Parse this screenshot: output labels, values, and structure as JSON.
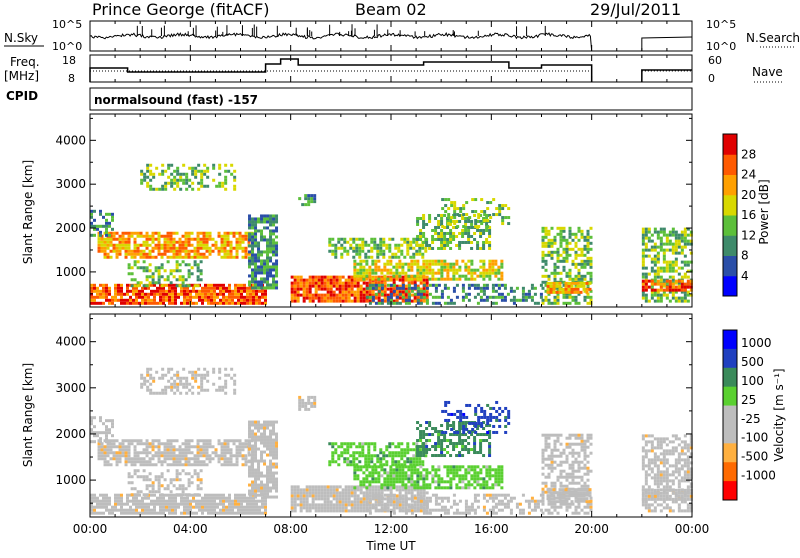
{
  "header": {
    "station": "Prince George (fitACF)",
    "beam": "Beam 02",
    "date": "29/Jul/2011"
  },
  "top_panel": {
    "left_label": "N.Sky",
    "left_ticks": [
      "10^5",
      "10^0"
    ],
    "right_ticks": [
      "10^5",
      "10^0"
    ],
    "right_label": "N.Search"
  },
  "freq_panel": {
    "left_label_1": "Freq.",
    "left_label_2": "[MHz]",
    "left_ticks": [
      "18",
      "8"
    ],
    "right_ticks": [
      "60",
      "0"
    ],
    "right_label": "Nave"
  },
  "cpid": {
    "label": "CPID",
    "value": "normalsound (fast) -157"
  },
  "colors": {
    "power": [
      "#0000ff",
      "#2a4ea8",
      "#3e8a6a",
      "#5cbf3a",
      "#d8d800",
      "#ffa000",
      "#ff5a00",
      "#e00000"
    ],
    "velocity": [
      "#ff0000",
      "#ff6a00",
      "#ffb040",
      "#bdbdbd",
      "#bdbdbd",
      "#5ad030",
      "#3a8a5a",
      "#2040c0",
      "#0000ff"
    ]
  },
  "chart_data": [
    {
      "type": "heatmap",
      "name": "power",
      "ylabel": "Slant Range [km]",
      "ylim": [
        200,
        4600
      ],
      "y_ticks": [
        "1000",
        "2000",
        "3000",
        "4000"
      ],
      "x_ticks": [
        "00:00",
        "04:00",
        "08:00",
        "12:00",
        "16:00",
        "20:00",
        "00:00"
      ],
      "colorbar_label": "Power [dB]",
      "colorbar_ticks": [
        "4",
        "8",
        "12",
        "16",
        "20",
        "24",
        "28"
      ]
    },
    {
      "type": "heatmap",
      "name": "velocity",
      "ylabel": "Slant Range [km]",
      "ylim": [
        200,
        4600
      ],
      "y_ticks": [
        "1000",
        "2000",
        "3000",
        "4000"
      ],
      "x_ticks": [
        "00:00",
        "04:00",
        "08:00",
        "12:00",
        "16:00",
        "20:00",
        "00:00"
      ],
      "xlabel": "Time UT",
      "colorbar_label": "Velocity [m s⁻¹]",
      "colorbar_ticks": [
        "1000",
        "500",
        "100",
        "25",
        "-25",
        "-100",
        "-500",
        "-1000"
      ]
    }
  ]
}
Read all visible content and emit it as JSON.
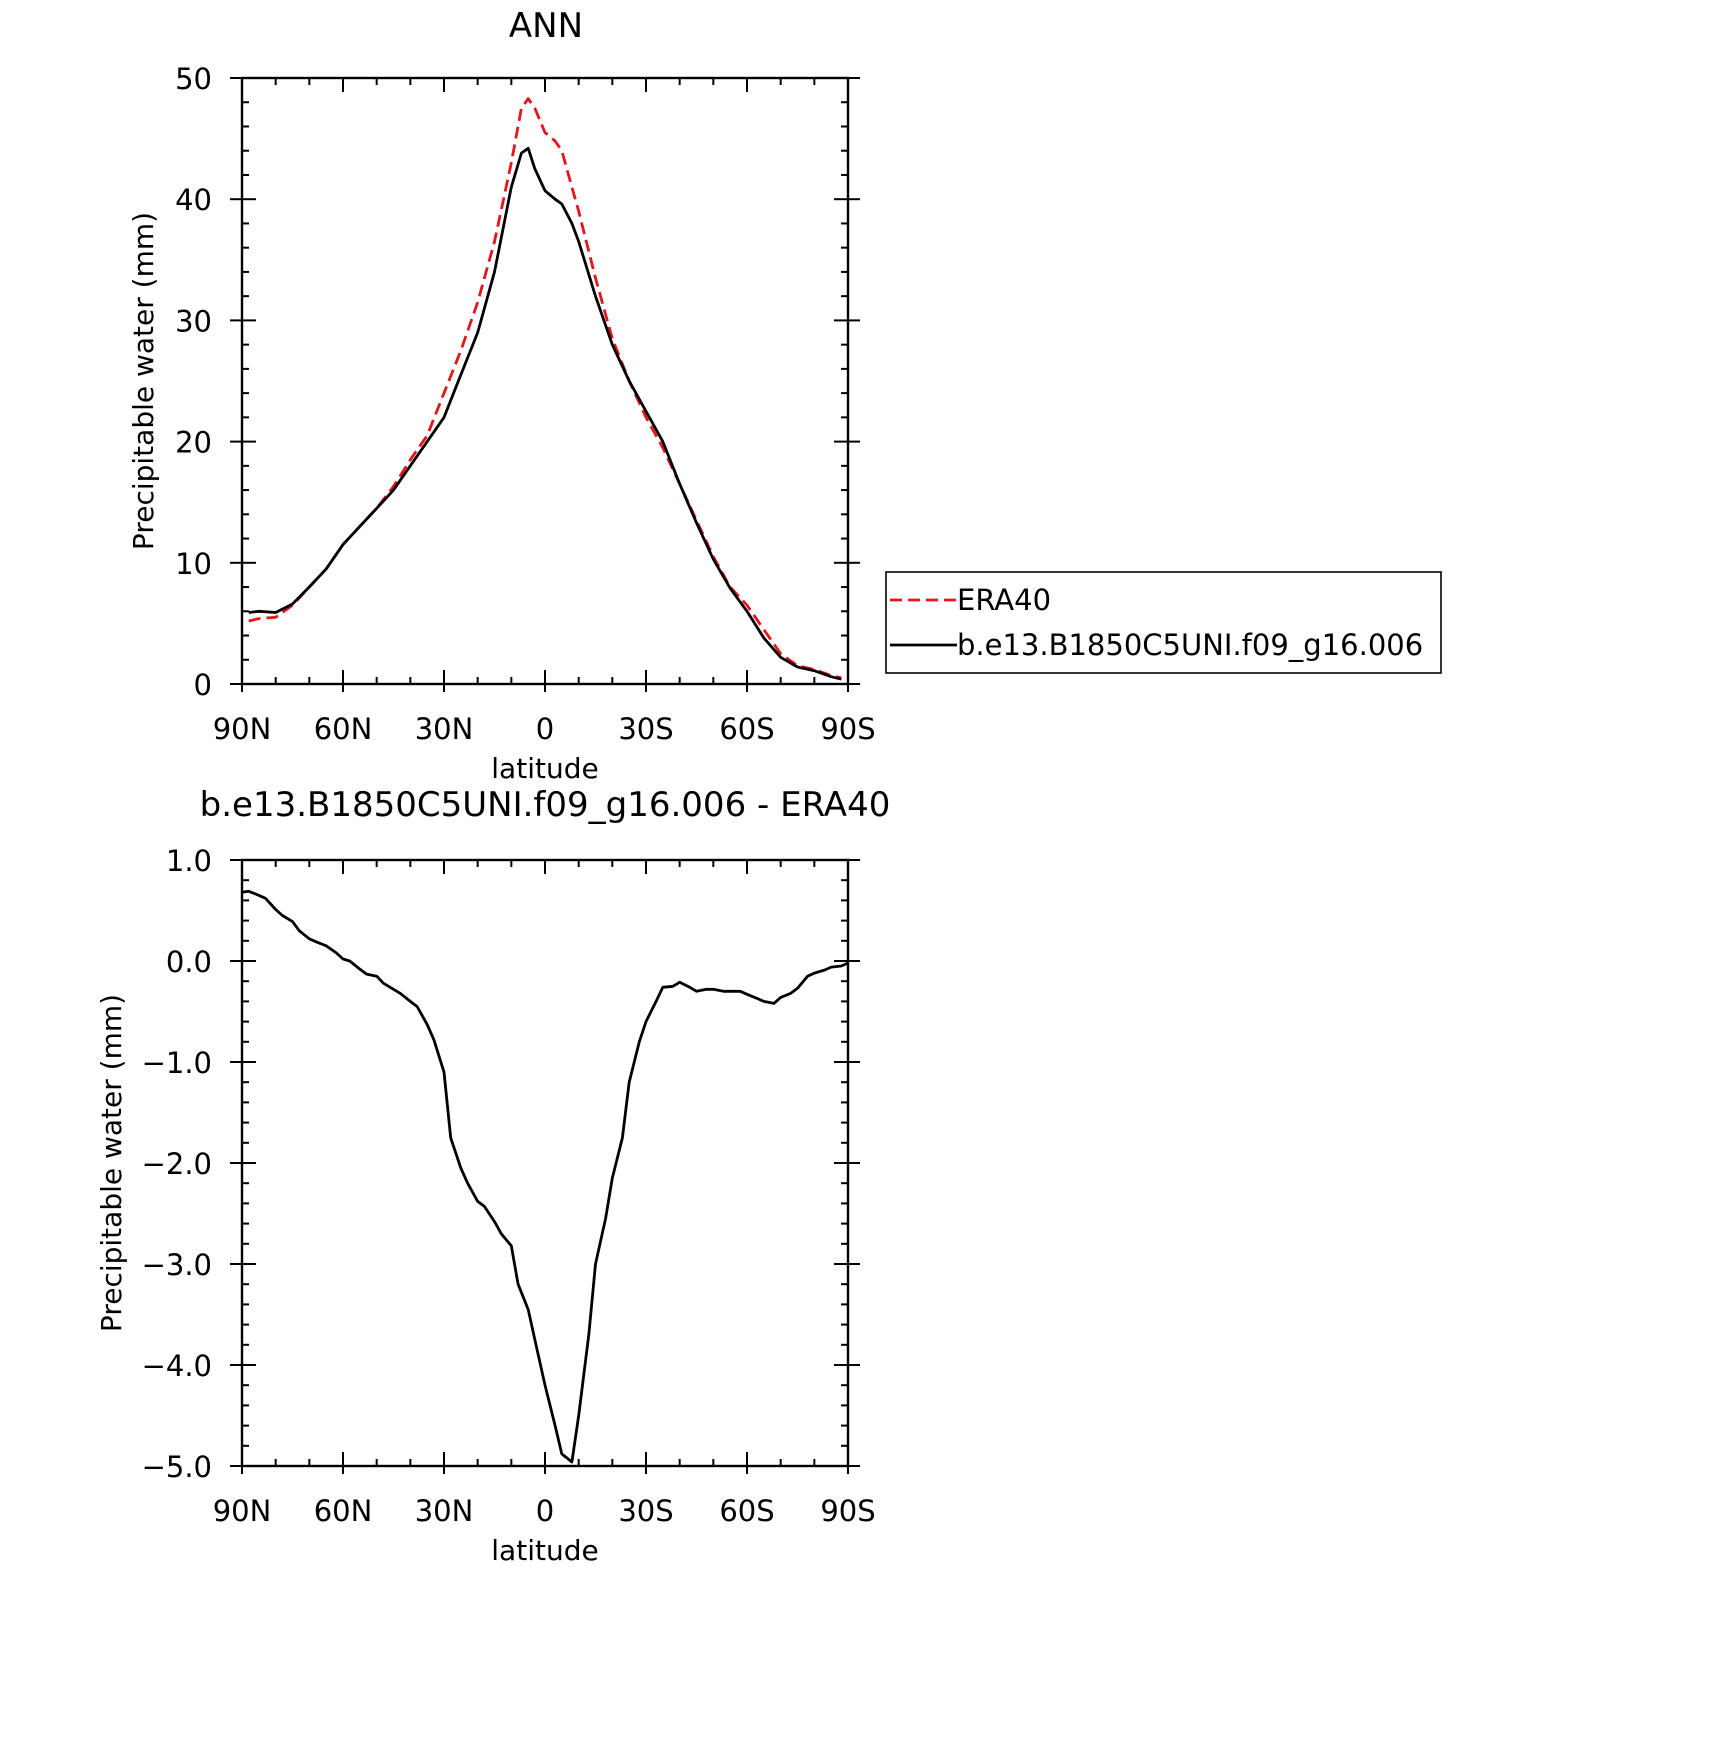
{
  "chart_data": [
    {
      "type": "line",
      "title": "ANN",
      "xlabel": "latitude",
      "ylabel": "Precipitable water (mm)",
      "xlim": [
        -90,
        90
      ],
      "x_direction": "north-to-south",
      "ylim": [
        0,
        50
      ],
      "x_ticks": [
        {
          "value": -90,
          "label": "90N"
        },
        {
          "value": -60,
          "label": "60N"
        },
        {
          "value": -30,
          "label": "30N"
        },
        {
          "value": 0,
          "label": "0"
        },
        {
          "value": 30,
          "label": "30S"
        },
        {
          "value": 60,
          "label": "60S"
        },
        {
          "value": 90,
          "label": "90S"
        }
      ],
      "y_ticks": [
        {
          "value": 0,
          "label": "0"
        },
        {
          "value": 10,
          "label": "10"
        },
        {
          "value": 20,
          "label": "20"
        },
        {
          "value": 30,
          "label": "30"
        },
        {
          "value": 40,
          "label": "40"
        },
        {
          "value": 50,
          "label": "50"
        }
      ],
      "x": [
        -88,
        -85,
        -80,
        -75,
        -70,
        -65,
        -60,
        -55,
        -50,
        -45,
        -40,
        -35,
        -30,
        -25,
        -20,
        -15,
        -10,
        -7,
        -5,
        -3,
        0,
        3,
        5,
        8,
        10,
        15,
        20,
        25,
        30,
        35,
        40,
        45,
        50,
        55,
        60,
        65,
        70,
        75,
        80,
        85,
        88
      ],
      "series": [
        {
          "name": "ERA40",
          "color": "#e8141b",
          "dash": "dashed",
          "values": [
            5.2,
            5.4,
            5.5,
            6.5,
            8.0,
            9.5,
            11.5,
            13.0,
            14.5,
            16.3,
            18.5,
            20.5,
            24.0,
            27.5,
            31.5,
            36.5,
            43.0,
            47.5,
            48.3,
            47.5,
            45.5,
            44.8,
            44.0,
            41.0,
            39.0,
            33.5,
            28.5,
            25.0,
            22.0,
            19.5,
            16.5,
            13.5,
            10.5,
            8.0,
            6.5,
            4.5,
            2.5,
            1.5,
            1.2,
            0.7,
            0.5
          ]
        },
        {
          "name": "b.e13.B1850C5UNI.f09_g16.006",
          "color": "#000000",
          "dash": "solid",
          "values": [
            5.9,
            6.0,
            5.9,
            6.6,
            8.0,
            9.5,
            11.5,
            13.0,
            14.5,
            16.0,
            18.0,
            20.0,
            22.0,
            25.5,
            29.0,
            34.0,
            41.0,
            43.8,
            44.2,
            42.5,
            40.7,
            40.0,
            39.6,
            38.0,
            36.5,
            32.0,
            28.0,
            25.0,
            22.5,
            20.0,
            16.5,
            13.3,
            10.3,
            7.9,
            6.0,
            3.8,
            2.2,
            1.4,
            1.1,
            0.6,
            0.4
          ]
        }
      ],
      "legend": {
        "placement": "right",
        "entries": [
          "ERA40",
          "b.e13.B1850C5UNI.f09_g16.006"
        ]
      }
    },
    {
      "type": "line",
      "title": "b.e13.B1850C5UNI.f09_g16.006 - ERA40",
      "xlabel": "latitude",
      "ylabel": "Precipitable water (mm)",
      "xlim": [
        -90,
        90
      ],
      "x_direction": "north-to-south",
      "ylim": [
        -5,
        1
      ],
      "x_ticks": [
        {
          "value": -90,
          "label": "90N"
        },
        {
          "value": -60,
          "label": "60N"
        },
        {
          "value": -30,
          "label": "30N"
        },
        {
          "value": 0,
          "label": "0"
        },
        {
          "value": 30,
          "label": "30S"
        },
        {
          "value": 60,
          "label": "60S"
        },
        {
          "value": 90,
          "label": "90S"
        }
      ],
      "y_ticks": [
        {
          "value": 1,
          "label": "1.0"
        },
        {
          "value": 0,
          "label": "0.0"
        },
        {
          "value": -1,
          "label": "−1.0"
        },
        {
          "value": -2,
          "label": "−2.0"
        },
        {
          "value": -3,
          "label": "−3.0"
        },
        {
          "value": -4,
          "label": "−4.0"
        },
        {
          "value": -5,
          "label": "−5.0"
        }
      ],
      "x": [
        -90,
        -88,
        -85,
        -83,
        -80,
        -78,
        -75,
        -73,
        -70,
        -68,
        -65,
        -62,
        -60,
        -58,
        -55,
        -53,
        -50,
        -48,
        -45,
        -43,
        -40,
        -38,
        -35,
        -33,
        -30,
        -28,
        -25,
        -23,
        -20,
        -18,
        -15,
        -13,
        -10,
        -8,
        -5,
        -3,
        0,
        3,
        5,
        8,
        10,
        13,
        15,
        18,
        20,
        23,
        25,
        28,
        30,
        33,
        35,
        38,
        40,
        43,
        45,
        48,
        50,
        53,
        55,
        58,
        60,
        63,
        65,
        68,
        70,
        73,
        75,
        78,
        80,
        83,
        85,
        88,
        90
      ],
      "series": [
        {
          "name": "",
          "color": "#000000",
          "dash": "solid",
          "values": [
            0.68,
            0.69,
            0.65,
            0.62,
            0.51,
            0.45,
            0.39,
            0.3,
            0.22,
            0.19,
            0.15,
            0.08,
            0.02,
            0.0,
            -0.08,
            -0.13,
            -0.15,
            -0.22,
            -0.28,
            -0.32,
            -0.4,
            -0.45,
            -0.63,
            -0.78,
            -1.1,
            -1.75,
            -2.05,
            -2.2,
            -2.38,
            -2.43,
            -2.58,
            -2.7,
            -2.82,
            -3.2,
            -3.45,
            -3.75,
            -4.2,
            -4.6,
            -4.88,
            -4.96,
            -4.5,
            -3.7,
            -3.0,
            -2.55,
            -2.15,
            -1.75,
            -1.2,
            -0.8,
            -0.6,
            -0.4,
            -0.26,
            -0.25,
            -0.21,
            -0.26,
            -0.3,
            -0.28,
            -0.28,
            -0.3,
            -0.3,
            -0.3,
            -0.33,
            -0.37,
            -0.4,
            -0.42,
            -0.36,
            -0.32,
            -0.27,
            -0.15,
            -0.12,
            -0.09,
            -0.06,
            -0.05,
            -0.02
          ]
        }
      ]
    }
  ]
}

= = =

Report back each line of the entries that holds the string "name".

Expected answer –
      "name": "power",
      "name": "velocity",
          "name": "ERA40",
          "name": "b.e13.B1850C5UNI.f09_g16.006",
          "name": "",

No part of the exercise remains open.